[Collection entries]
• • •
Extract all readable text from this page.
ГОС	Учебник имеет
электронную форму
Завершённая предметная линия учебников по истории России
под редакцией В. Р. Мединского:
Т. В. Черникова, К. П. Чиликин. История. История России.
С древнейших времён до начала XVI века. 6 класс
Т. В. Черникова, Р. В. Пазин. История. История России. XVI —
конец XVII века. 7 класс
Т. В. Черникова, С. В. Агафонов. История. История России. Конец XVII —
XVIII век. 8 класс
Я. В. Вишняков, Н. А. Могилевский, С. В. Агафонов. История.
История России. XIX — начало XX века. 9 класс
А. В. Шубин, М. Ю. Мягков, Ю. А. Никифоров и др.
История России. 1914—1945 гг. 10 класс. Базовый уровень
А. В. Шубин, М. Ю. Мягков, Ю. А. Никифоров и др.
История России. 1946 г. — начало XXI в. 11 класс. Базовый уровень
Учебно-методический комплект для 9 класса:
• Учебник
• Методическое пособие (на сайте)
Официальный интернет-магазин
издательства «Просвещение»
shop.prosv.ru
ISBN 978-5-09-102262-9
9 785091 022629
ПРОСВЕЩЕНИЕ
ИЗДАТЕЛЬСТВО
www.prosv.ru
• • •
## Work required
From the entries above, collect every line with the string "Базовый" in it.

## Expected output
История России. 1914—1945 гг. 10 класс. Базовый уровень
История России. 1946 г. — начало XXI в. 11 класс. Базовый уровень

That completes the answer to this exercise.